Extracts from a graphics dataset
##############################
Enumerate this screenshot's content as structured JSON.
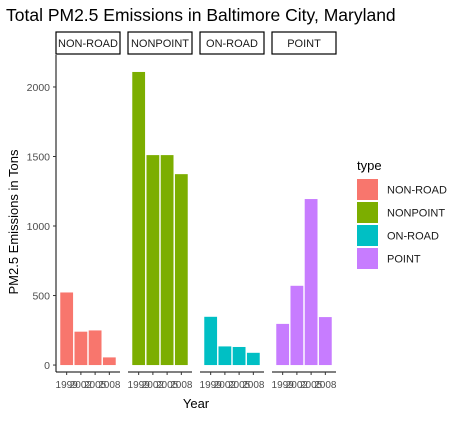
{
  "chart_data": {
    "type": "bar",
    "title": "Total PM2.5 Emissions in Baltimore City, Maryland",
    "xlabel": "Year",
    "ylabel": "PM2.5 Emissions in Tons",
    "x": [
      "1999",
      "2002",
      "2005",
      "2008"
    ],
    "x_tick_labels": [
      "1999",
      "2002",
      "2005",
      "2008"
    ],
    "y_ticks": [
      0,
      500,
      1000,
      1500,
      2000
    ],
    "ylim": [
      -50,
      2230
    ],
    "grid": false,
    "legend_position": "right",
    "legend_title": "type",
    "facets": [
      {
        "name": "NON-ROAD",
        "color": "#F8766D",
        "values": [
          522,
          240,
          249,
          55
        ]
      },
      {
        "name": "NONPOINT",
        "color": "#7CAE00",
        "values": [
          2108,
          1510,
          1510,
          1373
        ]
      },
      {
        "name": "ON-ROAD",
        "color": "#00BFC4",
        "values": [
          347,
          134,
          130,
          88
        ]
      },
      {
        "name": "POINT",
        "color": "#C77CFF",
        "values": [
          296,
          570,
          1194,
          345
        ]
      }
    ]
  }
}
##############################
WHAT YOU SHOULD DO => Leave the pictures out and output the rest of the listing exactly.

REPLY TO THE EXERCISE =>
Enumerate this screenshot's content as structured JSON.
{
  "chart_data": {
    "type": "bar",
    "title": "Total PM2.5 Emissions in Baltimore City, Maryland",
    "xlabel": "Year",
    "ylabel": "PM2.5 Emissions in Tons",
    "x": [
      "1999",
      "2002",
      "2005",
      "2008"
    ],
    "x_tick_labels": [
      "1999",
      "2002",
      "2005",
      "2008"
    ],
    "y_ticks": [
      0,
      500,
      1000,
      1500,
      2000
    ],
    "ylim": [
      -50,
      2230
    ],
    "grid": false,
    "legend_position": "right",
    "legend_title": "type",
    "facets": [
      {
        "name": "NON-ROAD",
        "color": "#F8766D",
        "values": [
          522,
          240,
          249,
          55
        ]
      },
      {
        "name": "NONPOINT",
        "color": "#7CAE00",
        "values": [
          2108,
          1510,
          1510,
          1373
        ]
      },
      {
        "name": "ON-ROAD",
        "color": "#00BFC4",
        "values": [
          347,
          134,
          130,
          88
        ]
      },
      {
        "name": "POINT",
        "color": "#C77CFF",
        "values": [
          296,
          570,
          1194,
          345
        ]
      }
    ]
  }
}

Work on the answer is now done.